Brief >>
Every line that contains the word "title" should be copied out.

Source records
+-------+

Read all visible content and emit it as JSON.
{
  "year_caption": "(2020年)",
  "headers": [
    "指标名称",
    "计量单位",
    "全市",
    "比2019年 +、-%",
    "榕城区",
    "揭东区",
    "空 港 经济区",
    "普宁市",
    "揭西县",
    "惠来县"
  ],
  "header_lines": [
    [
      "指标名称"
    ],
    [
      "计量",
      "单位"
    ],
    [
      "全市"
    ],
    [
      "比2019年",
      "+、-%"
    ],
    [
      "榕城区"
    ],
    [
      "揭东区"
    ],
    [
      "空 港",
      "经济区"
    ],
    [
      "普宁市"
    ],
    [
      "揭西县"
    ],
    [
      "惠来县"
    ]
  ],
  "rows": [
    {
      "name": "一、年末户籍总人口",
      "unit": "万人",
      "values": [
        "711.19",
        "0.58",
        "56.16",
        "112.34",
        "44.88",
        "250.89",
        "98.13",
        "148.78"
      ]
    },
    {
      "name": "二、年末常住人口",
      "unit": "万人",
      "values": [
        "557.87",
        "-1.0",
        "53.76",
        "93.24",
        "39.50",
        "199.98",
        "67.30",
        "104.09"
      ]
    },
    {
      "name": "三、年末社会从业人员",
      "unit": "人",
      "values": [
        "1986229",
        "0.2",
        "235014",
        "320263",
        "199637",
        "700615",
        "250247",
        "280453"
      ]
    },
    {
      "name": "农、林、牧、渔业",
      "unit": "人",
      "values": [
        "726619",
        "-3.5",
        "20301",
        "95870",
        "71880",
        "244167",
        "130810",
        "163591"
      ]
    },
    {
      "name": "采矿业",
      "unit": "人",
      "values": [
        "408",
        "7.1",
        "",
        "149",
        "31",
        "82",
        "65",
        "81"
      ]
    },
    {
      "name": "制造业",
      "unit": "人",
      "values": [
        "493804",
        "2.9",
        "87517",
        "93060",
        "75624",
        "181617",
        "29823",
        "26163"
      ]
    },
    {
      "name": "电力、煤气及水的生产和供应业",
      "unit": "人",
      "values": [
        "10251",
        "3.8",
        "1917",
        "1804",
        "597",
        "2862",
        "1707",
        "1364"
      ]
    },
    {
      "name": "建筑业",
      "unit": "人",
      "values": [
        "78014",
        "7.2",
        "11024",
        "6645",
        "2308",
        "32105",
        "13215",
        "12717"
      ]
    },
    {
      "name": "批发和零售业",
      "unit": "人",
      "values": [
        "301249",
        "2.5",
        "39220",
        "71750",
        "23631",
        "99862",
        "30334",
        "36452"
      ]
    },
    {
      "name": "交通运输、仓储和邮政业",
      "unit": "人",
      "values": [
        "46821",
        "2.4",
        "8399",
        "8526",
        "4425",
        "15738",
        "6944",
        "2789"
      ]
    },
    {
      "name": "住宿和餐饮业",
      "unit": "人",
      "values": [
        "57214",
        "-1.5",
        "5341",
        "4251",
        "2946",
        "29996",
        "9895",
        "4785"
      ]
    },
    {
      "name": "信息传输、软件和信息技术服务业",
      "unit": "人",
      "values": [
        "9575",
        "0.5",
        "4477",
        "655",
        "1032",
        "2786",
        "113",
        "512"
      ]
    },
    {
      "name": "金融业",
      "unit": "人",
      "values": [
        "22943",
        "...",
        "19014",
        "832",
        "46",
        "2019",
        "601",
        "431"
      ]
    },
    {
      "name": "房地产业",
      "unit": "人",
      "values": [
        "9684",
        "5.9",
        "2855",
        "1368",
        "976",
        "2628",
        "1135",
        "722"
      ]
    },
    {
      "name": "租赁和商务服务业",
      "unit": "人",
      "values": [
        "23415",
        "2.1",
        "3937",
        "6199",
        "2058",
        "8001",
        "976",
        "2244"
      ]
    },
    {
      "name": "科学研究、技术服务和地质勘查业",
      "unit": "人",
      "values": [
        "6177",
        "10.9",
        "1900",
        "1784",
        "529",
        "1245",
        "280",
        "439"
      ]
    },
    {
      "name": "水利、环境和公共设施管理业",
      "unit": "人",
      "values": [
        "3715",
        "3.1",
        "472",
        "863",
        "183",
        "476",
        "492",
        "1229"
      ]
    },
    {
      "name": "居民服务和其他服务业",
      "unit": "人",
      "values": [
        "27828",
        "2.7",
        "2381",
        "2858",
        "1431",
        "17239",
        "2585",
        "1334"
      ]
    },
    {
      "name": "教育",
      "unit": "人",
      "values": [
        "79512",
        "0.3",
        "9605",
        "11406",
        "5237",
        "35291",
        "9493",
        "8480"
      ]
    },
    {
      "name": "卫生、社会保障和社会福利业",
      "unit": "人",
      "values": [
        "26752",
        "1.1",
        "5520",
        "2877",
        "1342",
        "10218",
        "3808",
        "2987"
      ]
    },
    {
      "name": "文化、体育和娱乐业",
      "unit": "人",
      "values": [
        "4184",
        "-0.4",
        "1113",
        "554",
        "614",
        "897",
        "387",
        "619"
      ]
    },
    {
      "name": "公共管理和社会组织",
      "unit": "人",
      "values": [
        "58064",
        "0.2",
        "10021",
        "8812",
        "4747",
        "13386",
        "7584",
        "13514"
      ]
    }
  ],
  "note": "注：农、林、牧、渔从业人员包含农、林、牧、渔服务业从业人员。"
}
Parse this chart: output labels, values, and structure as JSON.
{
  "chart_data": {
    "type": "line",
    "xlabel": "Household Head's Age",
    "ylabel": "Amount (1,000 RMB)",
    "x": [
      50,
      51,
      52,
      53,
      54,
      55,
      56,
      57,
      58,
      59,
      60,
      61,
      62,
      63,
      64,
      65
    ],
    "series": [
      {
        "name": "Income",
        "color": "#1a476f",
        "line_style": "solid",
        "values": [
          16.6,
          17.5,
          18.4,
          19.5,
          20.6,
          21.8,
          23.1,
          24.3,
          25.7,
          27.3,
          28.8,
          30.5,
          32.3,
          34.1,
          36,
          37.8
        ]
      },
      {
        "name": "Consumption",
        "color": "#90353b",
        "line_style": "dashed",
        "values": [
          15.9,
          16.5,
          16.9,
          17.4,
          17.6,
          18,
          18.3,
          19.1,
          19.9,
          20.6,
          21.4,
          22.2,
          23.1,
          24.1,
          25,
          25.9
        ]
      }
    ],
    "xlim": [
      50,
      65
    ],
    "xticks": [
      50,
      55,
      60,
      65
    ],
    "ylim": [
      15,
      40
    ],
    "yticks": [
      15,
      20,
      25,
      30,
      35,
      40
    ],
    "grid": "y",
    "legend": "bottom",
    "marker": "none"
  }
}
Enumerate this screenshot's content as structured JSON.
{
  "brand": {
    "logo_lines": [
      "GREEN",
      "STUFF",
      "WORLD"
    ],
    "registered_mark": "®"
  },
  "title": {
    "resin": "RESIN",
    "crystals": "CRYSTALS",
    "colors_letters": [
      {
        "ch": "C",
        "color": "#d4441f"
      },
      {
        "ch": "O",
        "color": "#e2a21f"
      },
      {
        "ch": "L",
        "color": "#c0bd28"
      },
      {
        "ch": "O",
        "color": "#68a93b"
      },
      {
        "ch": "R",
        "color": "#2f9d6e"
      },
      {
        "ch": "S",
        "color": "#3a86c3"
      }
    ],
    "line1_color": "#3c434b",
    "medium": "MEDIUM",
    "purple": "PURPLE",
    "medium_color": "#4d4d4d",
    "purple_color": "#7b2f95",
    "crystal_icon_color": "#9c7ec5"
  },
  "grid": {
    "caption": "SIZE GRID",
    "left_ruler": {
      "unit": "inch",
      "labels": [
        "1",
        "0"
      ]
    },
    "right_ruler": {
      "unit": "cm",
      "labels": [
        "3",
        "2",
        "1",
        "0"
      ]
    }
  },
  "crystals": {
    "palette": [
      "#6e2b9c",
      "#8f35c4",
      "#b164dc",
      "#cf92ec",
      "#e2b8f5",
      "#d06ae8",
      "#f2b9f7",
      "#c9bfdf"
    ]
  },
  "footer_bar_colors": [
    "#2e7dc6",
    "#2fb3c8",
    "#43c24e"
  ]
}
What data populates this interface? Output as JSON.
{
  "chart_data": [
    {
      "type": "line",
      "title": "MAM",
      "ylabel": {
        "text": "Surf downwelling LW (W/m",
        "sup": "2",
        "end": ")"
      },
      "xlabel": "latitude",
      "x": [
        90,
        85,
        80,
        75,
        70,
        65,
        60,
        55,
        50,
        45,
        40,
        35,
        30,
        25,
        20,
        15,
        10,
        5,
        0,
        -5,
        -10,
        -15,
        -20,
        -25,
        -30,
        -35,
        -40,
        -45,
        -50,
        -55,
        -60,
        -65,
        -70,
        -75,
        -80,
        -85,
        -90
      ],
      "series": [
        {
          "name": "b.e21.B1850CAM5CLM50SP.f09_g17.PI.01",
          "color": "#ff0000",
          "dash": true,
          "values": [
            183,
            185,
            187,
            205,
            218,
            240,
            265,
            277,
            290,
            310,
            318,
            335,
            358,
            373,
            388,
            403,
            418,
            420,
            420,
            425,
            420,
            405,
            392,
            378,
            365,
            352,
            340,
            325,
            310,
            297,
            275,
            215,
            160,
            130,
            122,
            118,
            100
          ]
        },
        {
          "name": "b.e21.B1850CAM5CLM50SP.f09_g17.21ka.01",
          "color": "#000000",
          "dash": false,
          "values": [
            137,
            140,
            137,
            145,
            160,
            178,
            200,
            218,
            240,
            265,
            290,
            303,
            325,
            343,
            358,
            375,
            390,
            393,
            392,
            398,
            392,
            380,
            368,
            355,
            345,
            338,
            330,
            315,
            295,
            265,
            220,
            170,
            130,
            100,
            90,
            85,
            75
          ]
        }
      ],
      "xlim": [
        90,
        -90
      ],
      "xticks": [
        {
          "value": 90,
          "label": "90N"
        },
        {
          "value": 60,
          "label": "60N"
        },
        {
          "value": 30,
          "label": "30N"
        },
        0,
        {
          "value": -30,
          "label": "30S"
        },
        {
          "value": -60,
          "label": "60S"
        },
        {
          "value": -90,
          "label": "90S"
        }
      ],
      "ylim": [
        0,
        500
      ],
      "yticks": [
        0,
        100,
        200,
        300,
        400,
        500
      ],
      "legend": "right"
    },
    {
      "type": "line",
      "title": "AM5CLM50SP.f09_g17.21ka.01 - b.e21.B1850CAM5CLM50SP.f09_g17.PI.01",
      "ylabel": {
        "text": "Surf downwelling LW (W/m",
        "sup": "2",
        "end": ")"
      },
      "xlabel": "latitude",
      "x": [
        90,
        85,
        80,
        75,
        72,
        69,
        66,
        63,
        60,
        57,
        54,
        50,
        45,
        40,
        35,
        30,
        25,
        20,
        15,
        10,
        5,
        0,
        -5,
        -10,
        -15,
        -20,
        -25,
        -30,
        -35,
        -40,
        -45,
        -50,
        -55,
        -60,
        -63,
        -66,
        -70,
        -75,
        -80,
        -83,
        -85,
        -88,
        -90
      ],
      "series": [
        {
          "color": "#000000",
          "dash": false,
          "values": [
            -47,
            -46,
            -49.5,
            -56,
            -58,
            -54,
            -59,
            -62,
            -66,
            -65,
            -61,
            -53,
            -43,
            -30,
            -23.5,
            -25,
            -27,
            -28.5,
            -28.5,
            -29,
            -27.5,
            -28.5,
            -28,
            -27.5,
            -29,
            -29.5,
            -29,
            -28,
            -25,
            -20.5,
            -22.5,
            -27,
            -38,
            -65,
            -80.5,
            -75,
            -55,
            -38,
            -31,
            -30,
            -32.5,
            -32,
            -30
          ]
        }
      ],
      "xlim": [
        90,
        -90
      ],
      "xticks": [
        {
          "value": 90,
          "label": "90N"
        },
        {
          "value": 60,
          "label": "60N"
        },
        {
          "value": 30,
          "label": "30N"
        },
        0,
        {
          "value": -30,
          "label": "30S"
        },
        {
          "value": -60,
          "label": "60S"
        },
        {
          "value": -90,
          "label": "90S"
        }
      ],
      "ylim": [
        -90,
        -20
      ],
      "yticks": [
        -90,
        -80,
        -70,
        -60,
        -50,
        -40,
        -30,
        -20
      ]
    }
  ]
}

+-------+

Response >>
  "title": {
      "title": "MAM",
      "title": "AM5CLM50SP.f09_g17.21ka.01 - b.e21.B1850CAM5CLM50SP.f09_g17.PI.01",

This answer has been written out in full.